Stored entries
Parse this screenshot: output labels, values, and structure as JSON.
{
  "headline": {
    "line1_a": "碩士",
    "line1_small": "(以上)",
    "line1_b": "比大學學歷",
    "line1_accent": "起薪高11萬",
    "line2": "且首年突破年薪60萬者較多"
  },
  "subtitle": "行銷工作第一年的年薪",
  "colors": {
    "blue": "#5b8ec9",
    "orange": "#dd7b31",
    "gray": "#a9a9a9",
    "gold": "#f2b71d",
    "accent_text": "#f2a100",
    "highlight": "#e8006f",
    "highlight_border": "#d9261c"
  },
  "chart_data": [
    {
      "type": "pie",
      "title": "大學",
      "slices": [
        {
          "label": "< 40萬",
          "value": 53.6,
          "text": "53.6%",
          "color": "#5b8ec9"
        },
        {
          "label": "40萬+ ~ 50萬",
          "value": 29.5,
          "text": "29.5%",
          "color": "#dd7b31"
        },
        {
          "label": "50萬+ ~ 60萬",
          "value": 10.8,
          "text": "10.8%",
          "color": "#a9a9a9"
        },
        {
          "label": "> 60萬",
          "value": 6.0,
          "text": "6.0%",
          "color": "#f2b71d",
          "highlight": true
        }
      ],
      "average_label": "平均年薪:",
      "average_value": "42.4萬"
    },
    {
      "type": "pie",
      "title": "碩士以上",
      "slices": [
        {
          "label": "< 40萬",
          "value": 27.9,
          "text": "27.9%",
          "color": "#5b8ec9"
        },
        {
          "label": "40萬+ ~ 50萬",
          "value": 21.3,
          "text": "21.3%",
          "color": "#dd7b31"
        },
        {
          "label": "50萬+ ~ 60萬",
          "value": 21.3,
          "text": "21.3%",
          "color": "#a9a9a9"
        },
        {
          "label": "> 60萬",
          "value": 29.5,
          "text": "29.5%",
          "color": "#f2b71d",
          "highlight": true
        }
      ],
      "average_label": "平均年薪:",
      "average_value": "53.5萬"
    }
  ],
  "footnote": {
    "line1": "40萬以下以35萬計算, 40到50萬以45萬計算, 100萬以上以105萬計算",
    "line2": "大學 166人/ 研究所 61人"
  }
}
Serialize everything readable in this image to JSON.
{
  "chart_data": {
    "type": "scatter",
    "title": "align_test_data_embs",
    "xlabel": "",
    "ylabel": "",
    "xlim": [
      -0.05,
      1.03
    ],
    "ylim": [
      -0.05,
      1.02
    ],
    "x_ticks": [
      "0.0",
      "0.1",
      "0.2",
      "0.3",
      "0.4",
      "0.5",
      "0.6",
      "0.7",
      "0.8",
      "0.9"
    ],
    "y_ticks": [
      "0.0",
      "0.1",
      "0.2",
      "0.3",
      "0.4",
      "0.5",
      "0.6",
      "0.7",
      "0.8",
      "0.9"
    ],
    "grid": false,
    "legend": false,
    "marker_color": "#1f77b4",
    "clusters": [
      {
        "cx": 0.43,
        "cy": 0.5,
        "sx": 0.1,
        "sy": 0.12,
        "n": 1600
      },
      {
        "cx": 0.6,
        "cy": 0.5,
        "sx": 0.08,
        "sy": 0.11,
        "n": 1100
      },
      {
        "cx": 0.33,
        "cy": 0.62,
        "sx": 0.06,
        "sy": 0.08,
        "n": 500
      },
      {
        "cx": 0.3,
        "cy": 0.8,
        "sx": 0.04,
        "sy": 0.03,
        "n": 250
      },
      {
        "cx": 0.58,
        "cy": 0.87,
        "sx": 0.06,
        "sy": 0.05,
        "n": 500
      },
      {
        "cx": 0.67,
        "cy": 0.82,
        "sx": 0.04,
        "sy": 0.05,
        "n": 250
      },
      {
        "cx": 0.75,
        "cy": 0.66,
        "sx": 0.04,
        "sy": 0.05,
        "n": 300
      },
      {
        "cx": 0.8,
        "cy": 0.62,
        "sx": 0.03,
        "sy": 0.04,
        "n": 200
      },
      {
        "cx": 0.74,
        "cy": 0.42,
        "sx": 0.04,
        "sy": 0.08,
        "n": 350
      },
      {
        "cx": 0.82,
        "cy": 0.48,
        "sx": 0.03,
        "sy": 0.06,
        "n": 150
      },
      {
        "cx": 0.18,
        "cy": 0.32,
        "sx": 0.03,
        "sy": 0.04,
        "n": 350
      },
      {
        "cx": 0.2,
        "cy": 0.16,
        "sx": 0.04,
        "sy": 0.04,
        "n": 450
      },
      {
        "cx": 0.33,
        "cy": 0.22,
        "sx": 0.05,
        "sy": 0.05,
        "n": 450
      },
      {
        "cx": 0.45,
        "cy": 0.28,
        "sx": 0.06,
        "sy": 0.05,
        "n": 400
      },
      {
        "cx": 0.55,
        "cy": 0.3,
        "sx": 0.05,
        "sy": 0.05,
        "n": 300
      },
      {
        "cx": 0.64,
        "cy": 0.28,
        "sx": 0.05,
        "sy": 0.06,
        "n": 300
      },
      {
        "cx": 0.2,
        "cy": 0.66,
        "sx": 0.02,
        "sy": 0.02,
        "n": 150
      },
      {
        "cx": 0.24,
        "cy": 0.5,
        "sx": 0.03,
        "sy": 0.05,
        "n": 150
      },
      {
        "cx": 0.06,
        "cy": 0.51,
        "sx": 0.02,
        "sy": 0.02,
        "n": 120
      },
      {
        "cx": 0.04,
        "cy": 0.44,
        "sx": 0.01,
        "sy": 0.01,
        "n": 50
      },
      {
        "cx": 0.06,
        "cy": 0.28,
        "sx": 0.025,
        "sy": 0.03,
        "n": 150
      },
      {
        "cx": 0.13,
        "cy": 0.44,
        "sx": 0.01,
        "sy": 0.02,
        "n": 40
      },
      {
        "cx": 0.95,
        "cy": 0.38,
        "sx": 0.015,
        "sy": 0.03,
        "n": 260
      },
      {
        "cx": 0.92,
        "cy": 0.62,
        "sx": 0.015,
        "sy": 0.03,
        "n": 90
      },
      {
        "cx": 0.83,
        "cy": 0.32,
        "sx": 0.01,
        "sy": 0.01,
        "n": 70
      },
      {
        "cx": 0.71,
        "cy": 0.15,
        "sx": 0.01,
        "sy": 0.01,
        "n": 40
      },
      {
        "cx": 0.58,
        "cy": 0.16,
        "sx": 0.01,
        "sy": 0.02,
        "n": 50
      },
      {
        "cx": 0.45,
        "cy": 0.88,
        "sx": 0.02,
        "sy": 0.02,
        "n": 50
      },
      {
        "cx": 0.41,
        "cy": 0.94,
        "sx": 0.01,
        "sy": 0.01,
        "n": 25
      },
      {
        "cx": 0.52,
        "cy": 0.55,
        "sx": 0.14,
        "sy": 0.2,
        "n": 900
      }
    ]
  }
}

Task: Using the listing above, please repeat every entry exactly.

Final result:
Parse this screenshot: output labels, values, and structure as JSON.
{
  "headline": {
    "line1_a": "碩士",
    "line1_small": "(以上)",
    "line1_b": "比大學學歷",
    "line1_accent": "起薪高11萬",
    "line2": "且首年突破年薪60萬者較多"
  },
  "subtitle": "行銷工作第一年的年薪",
  "colors": {
    "blue": "#5b8ec9",
    "orange": "#dd7b31",
    "gray": "#a9a9a9",
    "gold": "#f2b71d",
    "accent_text": "#f2a100",
    "highlight": "#e8006f",
    "highlight_border": "#d9261c"
  },
  "chart_data": [
    {
      "type": "pie",
      "title": "大學",
      "slices": [
        {
          "label": "< 40萬",
          "value": 53.6,
          "text": "53.6%",
          "color": "#5b8ec9"
        },
        {
          "label": "40萬+ ~ 50萬",
          "value": 29.5,
          "text": "29.5%",
          "color": "#dd7b31"
        },
        {
          "label": "50萬+ ~ 60萬",
          "value": 10.8,
          "text": "10.8%",
          "color": "#a9a9a9"
        },
        {
          "label": "> 60萬",
          "value": 6.0,
          "text": "6.0%",
          "color": "#f2b71d",
          "highlight": true
        }
      ],
      "average_label": "平均年薪:",
      "average_value": "42.4萬"
    },
    {
      "type": "pie",
      "title": "碩士以上",
      "slices": [
        {
          "label": "< 40萬",
          "value": 27.9,
          "text": "27.9%",
          "color": "#5b8ec9"
        },
        {
          "label": "40萬+ ~ 50萬",
          "value": 21.3,
          "text": "21.3%",
          "color": "#dd7b31"
        },
        {
          "label": "50萬+ ~ 60萬",
          "value": 21.3,
          "text": "21.3%",
          "color": "#a9a9a9"
        },
        {
          "label": "> 60萬",
          "value": 29.5,
          "text": "29.5%",
          "color": "#f2b71d",
          "highlight": true
        }
      ],
      "average_label": "平均年薪:",
      "average_value": "53.5萬"
    }
  ],
  "footnote": {
    "line1": "40萬以下以35萬計算, 40到50萬以45萬計算, 100萬以上以105萬計算",
    "line2": "大學 166人/ 研究所 61人"
  }
}
Serialize everything readable in this image to JSON.
{
  "chart_data": {
    "type": "scatter",
    "title": "align_test_data_embs",
    "xlabel": "",
    "ylabel": "",
    "xlim": [
      -0.05,
      1.03
    ],
    "ylim": [
      -0.05,
      1.02
    ],
    "x_ticks": [
      "0.0",
      "0.1",
      "0.2",
      "0.3",
      "0.4",
      "0.5",
      "0.6",
      "0.7",
      "0.8",
      "0.9"
    ],
    "y_ticks": [
      "0.0",
      "0.1",
      "0.2",
      "0.3",
      "0.4",
      "0.5",
      "0.6",
      "0.7",
      "0.8",
      "0.9"
    ],
    "grid": false,
    "legend": false,
    "marker_color": "#1f77b4",
    "clusters": [
      {
        "cx": 0.43,
        "cy": 0.5,
        "sx": 0.1,
        "sy": 0.12,
        "n": 1600
      },
      {
        "cx": 0.6,
        "cy": 0.5,
        "sx": 0.08,
        "sy": 0.11,
        "n": 1100
      },
      {
        "cx": 0.33,
        "cy": 0.62,
        "sx": 0.06,
        "sy": 0.08,
        "n": 500
      },
      {
        "cx": 0.3,
        "cy": 0.8,
        "sx": 0.04,
        "sy": 0.03,
        "n": 250
      },
      {
        "cx": 0.58,
        "cy": 0.87,
        "sx": 0.06,
        "sy": 0.05,
        "n": 500
      },
      {
        "cx": 0.67,
        "cy": 0.82,
        "sx": 0.04,
        "sy": 0.05,
        "n": 250
      },
      {
        "cx": 0.75,
        "cy": 0.66,
        "sx": 0.04,
        "sy": 0.05,
        "n": 300
      },
      {
        "cx": 0.8,
        "cy": 0.62,
        "sx": 0.03,
        "sy": 0.04,
        "n": 200
      },
      {
        "cx": 0.74,
        "cy": 0.42,
        "sx": 0.04,
        "sy": 0.08,
        "n": 350
      },
      {
        "cx": 0.82,
        "cy": 0.48,
        "sx": 0.03,
        "sy": 0.06,
        "n": 150
      },
      {
        "cx": 0.18,
        "cy": 0.32,
        "sx": 0.03,
        "sy": 0.04,
        "n": 350
      },
      {
        "cx": 0.2,
        "cy": 0.16,
        "sx": 0.04,
        "sy": 0.04,
        "n": 450
      },
      {
        "cx": 0.33,
        "cy": 0.22,
        "sx": 0.05,
        "sy": 0.05,
        "n": 450
      },
      {
        "cx": 0.45,
        "cy": 0.28,
        "sx": 0.06,
        "sy": 0.05,
        "n": 400
      },
      {
        "cx": 0.55,
        "cy": 0.3,
        "sx": 0.05,
        "sy": 0.05,
        "n": 300
      },
      {
        "cx": 0.64,
        "cy": 0.28,
        "sx": 0.05,
        "sy": 0.06,
        "n": 300
      },
      {
        "cx": 0.2,
        "cy": 0.66,
        "sx": 0.02,
        "sy": 0.02,
        "n": 150
      },
      {
        "cx": 0.24,
        "cy": 0.5,
        "sx": 0.03,
        "sy": 0.05,
        "n": 150
      },
      {
        "cx": 0.06,
        "cy": 0.51,
        "sx": 0.02,
        "sy": 0.02,
        "n": 120
      },
      {
        "cx": 0.04,
        "cy": 0.44,
        "sx": 0.01,
        "sy": 0.01,
        "n": 50
      },
      {
        "cx": 0.06,
        "cy": 0.28,
        "sx": 0.025,
        "sy": 0.03,
        "n": 150
      },
      {
        "cx": 0.13,
        "cy": 0.44,
        "sx": 0.01,
        "sy": 0.02,
        "n": 40
      },
      {
        "cx": 0.95,
        "cy": 0.38,
        "sx": 0.015,
        "sy": 0.03,
        "n": 260
      },
      {
        "cx": 0.92,
        "cy": 0.62,
        "sx": 0.015,
        "sy": 0.03,
        "n": 90
      },
      {
        "cx": 0.83,
        "cy": 0.32,
        "sx": 0.01,
        "sy": 0.01,
        "n": 70
      },
      {
        "cx": 0.71,
        "cy": 0.15,
        "sx": 0.01,
        "sy": 0.01,
        "n": 40
      },
      {
        "cx": 0.58,
        "cy": 0.16,
        "sx": 0.01,
        "sy": 0.02,
        "n": 50
      },
      {
        "cx": 0.45,
        "cy": 0.88,
        "sx": 0.02,
        "sy": 0.02,
        "n": 50
      },
      {
        "cx": 0.41,
        "cy": 0.94,
        "sx": 0.01,
        "sy": 0.01,
        "n": 25
      },
      {
        "cx": 0.52,
        "cy": 0.55,
        "sx": 0.14,
        "sy": 0.2,
        "n": 900
      }
    ]
  }
}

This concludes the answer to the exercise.